Find every line with the word "xlabel" and give their count, nothing else.
━━ Supplied records
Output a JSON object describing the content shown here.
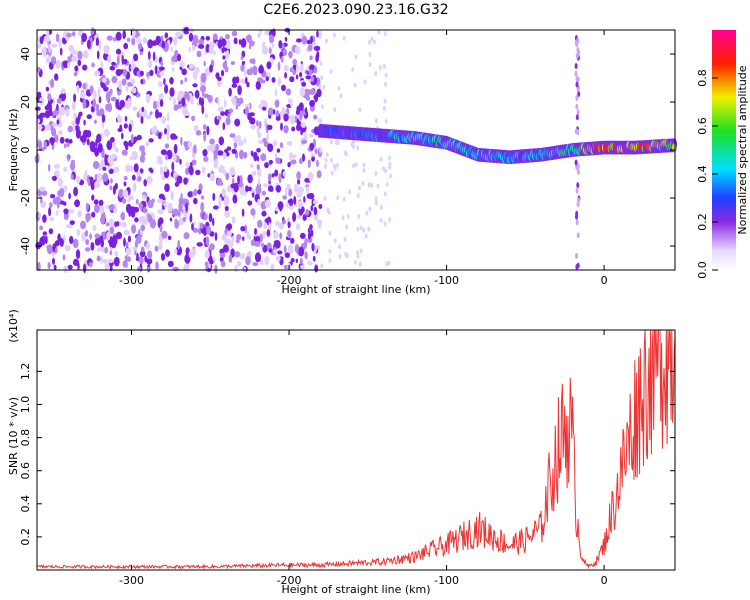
{
  "title": "C2E6.2023.090.23.16.G32",
  "chart_data": [
    {
      "type": "heatmap",
      "xlabel": "Height of straight line (km)",
      "ylabel": "Frequency (Hz)",
      "xlim": [
        -360,
        45
      ],
      "ylim": [
        -50,
        50
      ],
      "x_ticks": [
        -300,
        -200,
        -100,
        0
      ],
      "x_tick_labels": [
        "-300",
        "-200",
        "-100",
        "0"
      ],
      "y_ticks": [
        -40,
        -20,
        0,
        20,
        40
      ],
      "y_tick_labels": [
        "-40",
        "-20",
        "0",
        "20",
        "40"
      ],
      "colorbar": {
        "label": "Normalized spectral amplitude",
        "range": [
          0,
          1
        ],
        "ticks": [
          0.0,
          0.2,
          0.4,
          0.6,
          0.8
        ],
        "tick_labels": [
          "0.0",
          "0.2",
          "0.4",
          "0.6",
          "0.8"
        ],
        "colormap": "rainbow-white-violet-blue-cyan-green-yellow-red-magenta"
      },
      "signal_track": {
        "x": [
          -180,
          -160,
          -140,
          -120,
          -100,
          -80,
          -60,
          -40,
          -20,
          0,
          20,
          45
        ],
        "freq_hz": [
          8,
          7,
          6,
          5,
          3,
          -2,
          -3,
          -2,
          0,
          1,
          1,
          2
        ],
        "amplitude": [
          0.3,
          0.35,
          0.35,
          0.45,
          0.5,
          0.45,
          0.4,
          0.4,
          0.55,
          0.9,
          0.9,
          0.7
        ]
      },
      "noise_region_xmax": -180,
      "spike_x": -17
    },
    {
      "type": "line",
      "xlabel": "Height of straight line (km)",
      "ylabel": "SNR (10 * v/v)",
      "y_multiplier": "(x10⁴)",
      "xlim": [
        -360,
        45
      ],
      "ylim": [
        0,
        1.45
      ],
      "x_ticks": [
        -300,
        -200,
        -100,
        0
      ],
      "x_tick_labels": [
        "-300",
        "-200",
        "-100",
        "0"
      ],
      "y_ticks": [
        0.2,
        0.4,
        0.6,
        0.8,
        1.0,
        1.2
      ],
      "y_tick_labels": [
        "0.2",
        "0.4",
        "0.6",
        "0.8",
        "1.0",
        "1.2"
      ],
      "color": "#ee3333",
      "series": [
        {
          "x": [
            -360,
            -300,
            -250,
            -200,
            -180,
            -160,
            -140,
            -120,
            -110,
            -100,
            -90,
            -80,
            -70,
            -60,
            -50,
            -40,
            -35,
            -30,
            -25,
            -22,
            -20,
            -18,
            -15,
            -12,
            -10,
            -5,
            0,
            5,
            10,
            15,
            20,
            25,
            30,
            35,
            40,
            45
          ],
          "y": [
            0.02,
            0.02,
            0.02,
            0.03,
            0.03,
            0.04,
            0.05,
            0.08,
            0.12,
            0.15,
            0.2,
            0.25,
            0.2,
            0.15,
            0.18,
            0.25,
            0.5,
            0.7,
            0.85,
            0.9,
            0.75,
            0.4,
            0.12,
            0.04,
            0.02,
            0.05,
            0.15,
            0.35,
            0.55,
            0.75,
            0.95,
            1.1,
            1.22,
            1.3,
            1.33,
            1.34
          ]
        }
      ]
    }
  ]
}
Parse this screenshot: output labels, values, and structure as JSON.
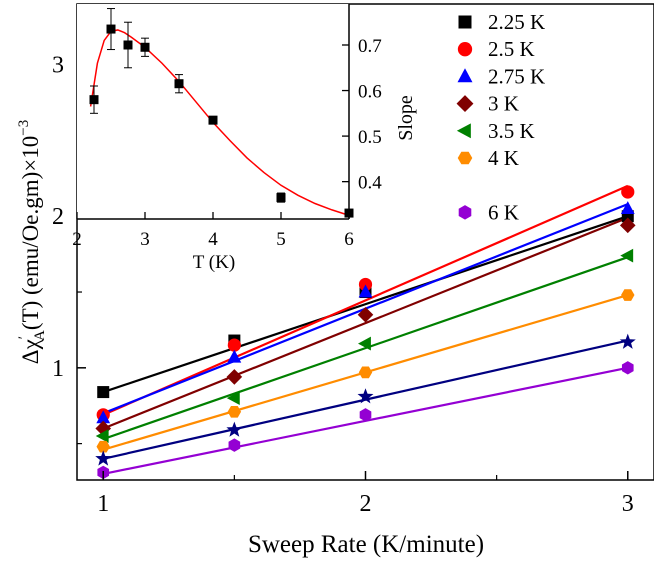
{
  "chart_data": [
    {
      "id": "main",
      "type": "scatter",
      "xlabel": "Sweep Rate (K/minute)",
      "ylabel": "Δχ'A(T) (emu/Oe.gm)×10⁻³",
      "ylabel_parts": {
        "delta": "Δχ",
        "prime": "′",
        "sub": "A",
        "rest": "(T) (emu/Oe.gm)×10",
        "exp": "−3"
      },
      "xlim": [
        0.9,
        3.1
      ],
      "ylim": [
        0.26,
        3.4
      ],
      "xticks": [
        1,
        2,
        3
      ],
      "yticks": [
        1,
        2,
        3
      ],
      "grid": false,
      "legend": "top-right",
      "series": [
        {
          "name": "2.25 K",
          "marker": "square",
          "color": "#000000",
          "x": [
            1,
            1.5,
            2,
            3
          ],
          "y": [
            0.84,
            1.18,
            1.5,
            2.0
          ],
          "fit": [
            0.84,
            2.0
          ]
        },
        {
          "name": "2.5 K",
          "marker": "circle",
          "color": "#ff0000",
          "x": [
            1,
            1.5,
            2,
            3
          ],
          "y": [
            0.69,
            1.15,
            1.55,
            2.16
          ],
          "fit": [
            0.69,
            2.2
          ]
        },
        {
          "name": "2.75 K",
          "marker": "triangle-up",
          "color": "#0000ff",
          "x": [
            1,
            1.5,
            2,
            3
          ],
          "y": [
            0.67,
            1.07,
            1.5,
            2.05
          ],
          "fit": [
            0.7,
            2.08
          ]
        },
        {
          "name": "3 K",
          "marker": "diamond",
          "color": "#800000",
          "x": [
            1,
            1.5,
            2,
            3
          ],
          "y": [
            0.6,
            0.94,
            1.35,
            1.94
          ],
          "fit": [
            0.6,
            1.99
          ]
        },
        {
          "name": "3.5 K",
          "marker": "triangle-left",
          "color": "#008000",
          "x": [
            1,
            1.5,
            2,
            3
          ],
          "y": [
            0.55,
            0.8,
            1.16,
            1.74
          ],
          "fit": [
            0.53,
            1.73
          ]
        },
        {
          "name": "4 K",
          "marker": "hexagon-flat",
          "color": "#ff8c00",
          "x": [
            1,
            1.5,
            2,
            3
          ],
          "y": [
            0.48,
            0.71,
            0.97,
            1.48
          ],
          "fit": [
            0.46,
            1.48
          ]
        },
        {
          "name": "",
          "marker": "star",
          "color": "#000080",
          "x": [
            1,
            1.5,
            2,
            3
          ],
          "y": [
            0.4,
            0.59,
            0.81,
            1.17
          ],
          "fit": [
            0.4,
            1.18
          ]
        },
        {
          "name": "6 K",
          "marker": "hexagon",
          "color": "#9400d3",
          "x": [
            1,
            1.5,
            2,
            3
          ],
          "y": [
            0.31,
            0.49,
            0.69,
            1.0
          ],
          "fit": [
            0.3,
            1.0
          ]
        }
      ]
    },
    {
      "id": "inset",
      "type": "scatter",
      "xlabel": "T (K)",
      "ylabel": "Slope",
      "xlim": [
        2,
        6
      ],
      "ylim": [
        0.318,
        0.79
      ],
      "xticks": [
        2,
        3,
        4,
        5,
        6
      ],
      "yticks": [
        0.4,
        0.5,
        0.6,
        0.7
      ],
      "y_axis_side": "right",
      "series": [
        {
          "name": "",
          "marker": "square",
          "color": "#000000",
          "x": [
            2.25,
            2.5,
            2.75,
            3,
            3.5,
            4,
            5,
            6
          ],
          "y": [
            0.58,
            0.735,
            0.7,
            0.695,
            0.615,
            0.535,
            0.365,
            0.331
          ],
          "yerr": [
            0.03,
            0.045,
            0.05,
            0.02,
            0.02,
            0.005,
            0.01,
            0.008
          ]
        }
      ],
      "fit_curve": {
        "color": "#ff0000",
        "x": [
          2.2,
          2.3,
          2.4,
          2.5,
          2.6,
          2.7,
          2.8,
          3.0,
          3.25,
          3.5,
          3.75,
          4.0,
          4.25,
          4.5,
          4.75,
          5.0,
          5.25,
          5.5,
          5.75,
          6.0
        ],
        "y": [
          0.565,
          0.66,
          0.71,
          0.73,
          0.733,
          0.727,
          0.717,
          0.695,
          0.66,
          0.62,
          0.575,
          0.53,
          0.49,
          0.452,
          0.42,
          0.392,
          0.37,
          0.352,
          0.338,
          0.326
        ]
      }
    }
  ]
}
━━━━
Finished exercise: 4